→ **WHAT THIS TASK INVOLVES**
Reproduce every line of the entries below word for word, leaving out the pictures.

(Image element box records)
******
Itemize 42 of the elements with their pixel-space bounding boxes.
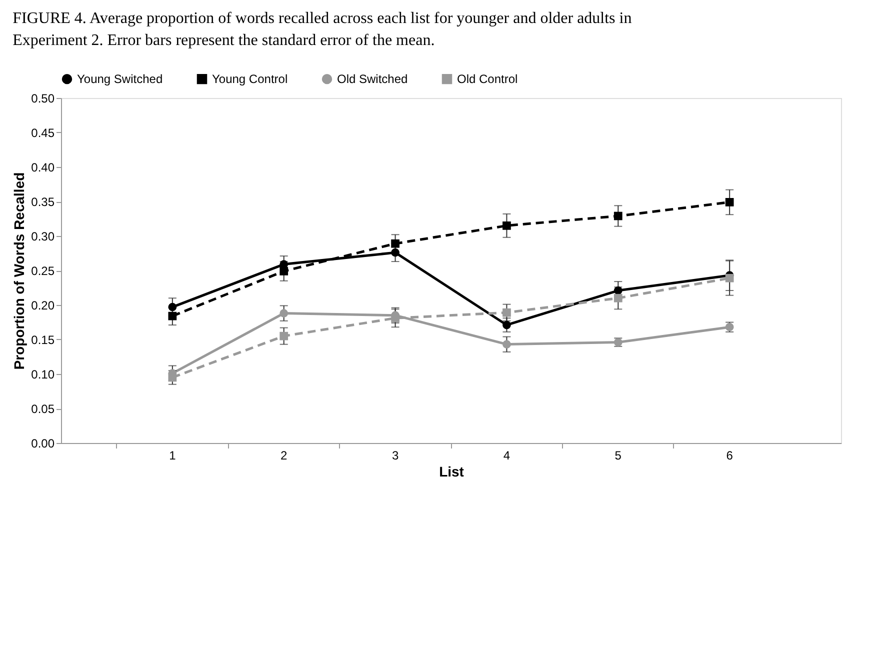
point	[280, 332, 288, 340]
point	[168, 302, 177, 312]
x-axis-title: List	[439, 464, 464, 480]
point	[391, 248, 400, 257]
y-tick-label: 0.00	[31, 436, 55, 450]
point	[168, 373, 177, 382]
point	[391, 314, 400, 322]
y-tick-label: 0.50	[31, 92, 55, 106]
point	[614, 212, 622, 220]
legend-label: Young Switched	[77, 72, 163, 86]
point	[502, 340, 511, 349]
y-tick-label: 0.25	[31, 264, 55, 278]
point	[280, 267, 288, 276]
point	[502, 221, 511, 230]
x-tick-label: 2	[280, 448, 288, 462]
x-tick-label: 6	[726, 448, 734, 462]
legend-label: Young Control	[212, 72, 288, 86]
y-tick-label: 0.05	[31, 402, 55, 416]
point	[391, 239, 400, 248]
point	[614, 294, 622, 302]
y-tick-label: 0.45	[31, 126, 55, 140]
x-tick-label: 1	[169, 448, 176, 462]
point	[725, 274, 734, 282]
point	[502, 320, 511, 330]
x-tick-label: 3	[392, 448, 399, 462]
point	[725, 198, 734, 206]
legend-label: Old Control	[457, 72, 518, 86]
x-tick-label: 5	[614, 448, 622, 462]
y-axis-title: Proportion of Words Recalled	[11, 172, 28, 370]
y-tick-label: 0.15	[31, 333, 55, 347]
y-tick-label: 0.40	[31, 160, 55, 174]
y-tick-label: 0.10	[31, 368, 55, 382]
point	[280, 309, 288, 318]
point	[502, 308, 511, 317]
y-tick-label: 0.20	[31, 298, 55, 312]
chart-title: FIGURE 4. Average proportion of words recalled across each list for younger and older adults in Experiment 2. Error bars represent the standard error of the mean.	[12, 10, 632, 49]
point	[168, 312, 177, 320]
y-tick-label: 0.35	[31, 195, 55, 209]
legend-label: Old Switched	[337, 72, 408, 86]
y-tick-label: 0.30	[31, 230, 55, 244]
point	[614, 286, 622, 295]
x-tick-label: 4	[503, 448, 510, 462]
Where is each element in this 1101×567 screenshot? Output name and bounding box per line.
******
→ **THE REPLY**
Itemize 42 of the elements with their pixel-space bounding boxes.
point	[280, 332, 288, 340]
point	[168, 302, 177, 312]
x-axis-title: List	[439, 464, 464, 480]
point	[391, 248, 400, 257]
y-tick-label: 0.00	[31, 436, 55, 450]
point	[168, 373, 177, 382]
point	[391, 314, 400, 322]
y-tick-label: 0.50	[31, 92, 55, 106]
point	[614, 212, 622, 220]
legend-label: Young Switched	[77, 72, 163, 86]
point	[502, 340, 511, 349]
y-tick-label: 0.25	[31, 264, 55, 278]
point	[280, 267, 288, 276]
point	[502, 221, 511, 230]
x-tick-label: 2	[280, 448, 288, 462]
x-tick-label: 6	[726, 448, 734, 462]
legend-label: Young Control	[212, 72, 288, 86]
y-tick-label: 0.05	[31, 402, 55, 416]
point	[391, 239, 400, 248]
point	[614, 294, 622, 302]
y-tick-label: 0.45	[31, 126, 55, 140]
x-tick-label: 1	[169, 448, 176, 462]
point	[725, 274, 734, 282]
point	[502, 320, 511, 330]
x-tick-label: 3	[392, 448, 399, 462]
point	[725, 198, 734, 206]
legend-label: Old Control	[457, 72, 518, 86]
x-tick-label: 5	[614, 448, 622, 462]
y-axis-title: Proportion of Words Recalled	[11, 172, 28, 370]
y-tick-label: 0.15	[31, 333, 55, 347]
y-tick-label: 0.40	[31, 160, 55, 174]
y-tick-label: 0.10	[31, 368, 55, 382]
point	[280, 309, 288, 318]
point	[502, 308, 511, 317]
y-tick-label: 0.20	[31, 298, 55, 312]
chart-title: FIGURE 4. Average proportion of words recalled across each list for younger and older adults in Experiment 2. Error bars represent the standard error of the mean.	[12, 10, 632, 49]
point	[168, 312, 177, 320]
y-tick-label: 0.35	[31, 195, 55, 209]
legend-label: Old Switched	[337, 72, 408, 86]
y-tick-label: 0.30	[31, 230, 55, 244]
point	[614, 286, 622, 295]
x-tick-label: 4	[503, 448, 510, 462]
Where is each element in this 1101×567 screenshot? Output name and bounding box per line.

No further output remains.